ASSIGNMENT 1 →
In the text on the rights of nature, write everything from "In the cases" down to "form an ecosystem." again, substituting "reduce" for "mitigate".
ASSIGNMENT 2 →
According to the text on the rights of nature, what introduction is prohibited?

PAGE EXCERPT Block Start

Adopted September 28, 2008, as part of the Ecuador Constitution

 

 

Title II

Fundamental Rights

 

Chapter 1

Entitlement, Application and Interpretation Principles of the Fundamental Rights

 

Art. Rights Entitlement. Persons and people have the fundamental rights guaranteed in this Constitution and in the international human rights instruments.

 

Nature is subject to those rights given by this Constitution and Law.

 

 

Chapter: Rights for Nature

 

Art. 1. Nature or Pachamama, where life is reproduced and exists, has the right to exist, persist, maintain itself and regenerate its own vital cycles, structure, functions and its evolutionary processes.

  

Any person, people, community or nationality, may demand the observance of the rights of the natural environment before public bodies. The application and interpretation of these rights will follow the related principles established in the Constitution.

 

Art. 2. Nature has the right to be completely restored. This complete restoration is independent of the obligation on natural and juridical persons or the State to compensate people or collective groups that depend on the natural systems.

 

In the cases of severe or permanent environmental impact, including the ones caused by the exploitation of nonrenewable natural resources, the State will establish the most efficient mechanisms for the restoration, and will adopt the adequate measures to eliminate or mitigate the harmful environmental consequences.

 

Art. 3. The State will motivate natural and juridical persons as well as collectives to protect nature; it will promote respect towards all the elements that form an ecosystem.

 

Art. 4. The State will apply precaution and restriction measures in all the activities that can lead to the extinction of species, the destruction of the ecosystems or the permanent alteration of the natural cycles.

 

The introduction of organisms and organic and inorganic material that can alter in a definitive way the national genetic heritage is prohibited.

 

Art. 5. The persons, people, communities and nationalities will have the right to benefit from the environment and form natural wealth that will allow wellbeing.

 

The environmental services cannot be appropriated; its production, provision, use and exploitation, will be regulated by the State.

PAGE EXCERPT Block End
RAW DATA Block Start

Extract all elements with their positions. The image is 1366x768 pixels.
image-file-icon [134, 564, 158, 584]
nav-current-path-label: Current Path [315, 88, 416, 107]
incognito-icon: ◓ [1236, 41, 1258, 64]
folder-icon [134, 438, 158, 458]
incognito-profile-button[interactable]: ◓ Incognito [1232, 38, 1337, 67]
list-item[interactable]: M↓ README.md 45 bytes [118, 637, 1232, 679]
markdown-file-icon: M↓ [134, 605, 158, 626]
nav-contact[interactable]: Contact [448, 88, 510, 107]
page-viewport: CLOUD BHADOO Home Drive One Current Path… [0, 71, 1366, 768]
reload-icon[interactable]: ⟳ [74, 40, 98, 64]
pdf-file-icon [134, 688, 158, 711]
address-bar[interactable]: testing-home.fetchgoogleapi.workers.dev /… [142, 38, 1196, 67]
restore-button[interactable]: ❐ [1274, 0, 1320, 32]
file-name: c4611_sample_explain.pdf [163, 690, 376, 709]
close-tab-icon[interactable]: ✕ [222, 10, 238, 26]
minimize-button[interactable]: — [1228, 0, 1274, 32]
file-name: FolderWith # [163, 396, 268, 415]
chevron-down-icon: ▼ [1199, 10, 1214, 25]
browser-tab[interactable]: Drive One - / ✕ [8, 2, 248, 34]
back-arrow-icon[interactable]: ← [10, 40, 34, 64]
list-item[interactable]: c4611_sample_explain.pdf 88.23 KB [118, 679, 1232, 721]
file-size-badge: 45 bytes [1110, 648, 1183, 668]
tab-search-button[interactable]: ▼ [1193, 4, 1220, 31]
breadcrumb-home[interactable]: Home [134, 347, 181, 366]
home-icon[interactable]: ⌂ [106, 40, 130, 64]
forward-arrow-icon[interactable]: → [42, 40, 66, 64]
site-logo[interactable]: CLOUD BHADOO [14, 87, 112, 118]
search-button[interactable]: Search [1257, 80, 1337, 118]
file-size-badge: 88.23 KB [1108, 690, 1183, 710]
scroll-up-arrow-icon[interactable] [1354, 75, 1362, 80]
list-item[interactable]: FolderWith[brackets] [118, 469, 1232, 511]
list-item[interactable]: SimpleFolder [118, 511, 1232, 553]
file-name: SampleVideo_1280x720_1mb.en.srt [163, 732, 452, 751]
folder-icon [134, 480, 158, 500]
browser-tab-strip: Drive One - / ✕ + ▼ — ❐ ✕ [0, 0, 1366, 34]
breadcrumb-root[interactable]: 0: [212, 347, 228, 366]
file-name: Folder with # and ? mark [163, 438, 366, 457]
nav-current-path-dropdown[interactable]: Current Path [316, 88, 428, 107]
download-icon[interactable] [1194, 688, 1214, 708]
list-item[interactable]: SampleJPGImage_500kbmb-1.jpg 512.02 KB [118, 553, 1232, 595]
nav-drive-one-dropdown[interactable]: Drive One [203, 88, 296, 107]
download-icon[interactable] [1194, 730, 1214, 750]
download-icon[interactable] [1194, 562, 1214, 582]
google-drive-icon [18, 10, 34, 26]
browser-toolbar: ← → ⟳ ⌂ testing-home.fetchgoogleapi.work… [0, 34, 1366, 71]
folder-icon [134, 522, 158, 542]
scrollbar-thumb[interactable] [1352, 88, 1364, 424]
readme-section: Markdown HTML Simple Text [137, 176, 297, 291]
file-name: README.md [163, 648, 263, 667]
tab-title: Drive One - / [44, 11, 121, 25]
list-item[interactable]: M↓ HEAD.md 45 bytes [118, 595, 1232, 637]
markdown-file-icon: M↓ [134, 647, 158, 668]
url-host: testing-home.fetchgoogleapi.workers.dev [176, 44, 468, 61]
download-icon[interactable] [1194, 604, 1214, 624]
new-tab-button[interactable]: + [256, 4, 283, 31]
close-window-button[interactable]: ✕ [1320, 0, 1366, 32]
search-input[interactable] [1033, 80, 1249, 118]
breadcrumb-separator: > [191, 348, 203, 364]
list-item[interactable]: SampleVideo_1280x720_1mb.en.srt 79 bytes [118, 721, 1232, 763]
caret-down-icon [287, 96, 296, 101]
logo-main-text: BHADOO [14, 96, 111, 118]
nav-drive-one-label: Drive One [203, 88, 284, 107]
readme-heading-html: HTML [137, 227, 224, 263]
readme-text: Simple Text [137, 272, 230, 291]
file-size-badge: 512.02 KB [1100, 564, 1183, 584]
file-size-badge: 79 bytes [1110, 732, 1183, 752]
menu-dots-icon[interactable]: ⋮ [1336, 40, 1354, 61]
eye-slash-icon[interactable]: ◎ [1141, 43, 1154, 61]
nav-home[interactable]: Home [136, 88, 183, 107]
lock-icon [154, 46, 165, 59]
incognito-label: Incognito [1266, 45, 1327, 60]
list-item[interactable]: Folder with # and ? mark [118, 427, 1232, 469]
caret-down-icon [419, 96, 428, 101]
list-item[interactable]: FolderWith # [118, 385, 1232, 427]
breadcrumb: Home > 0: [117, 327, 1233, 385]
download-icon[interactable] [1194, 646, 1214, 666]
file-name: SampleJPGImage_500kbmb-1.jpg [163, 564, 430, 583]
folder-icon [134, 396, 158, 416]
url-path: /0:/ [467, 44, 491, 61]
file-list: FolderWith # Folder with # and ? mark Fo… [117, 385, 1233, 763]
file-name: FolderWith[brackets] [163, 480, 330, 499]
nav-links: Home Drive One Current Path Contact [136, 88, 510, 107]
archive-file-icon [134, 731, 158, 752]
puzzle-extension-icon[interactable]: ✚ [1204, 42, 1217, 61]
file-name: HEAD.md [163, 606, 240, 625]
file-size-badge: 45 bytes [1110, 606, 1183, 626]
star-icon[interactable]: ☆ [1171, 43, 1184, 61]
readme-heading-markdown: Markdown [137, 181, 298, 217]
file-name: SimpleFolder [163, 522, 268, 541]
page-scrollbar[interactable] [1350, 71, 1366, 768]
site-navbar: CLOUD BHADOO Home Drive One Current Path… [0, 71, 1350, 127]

RAW DATA Block End

TASK RESULT 1 →
In the cases of severe or permanent environmental impact, including the ones caused by the exploitation of nonrenewable natural resources, the State will establish the most efficient mechanisms for the restoration, and will adopt the adequate measures to eliminate or reduce the harmful environmental consequences.

 

Art. 3. The State will motivate natural and juridical persons as well as collectives to protect nature; it will promote respect towards all the elements that form an ecosystem.

TASK RESULT 2 →
The introduction of organisms and organic and inorganic material that can alter in a definitive way the national genetic heritage.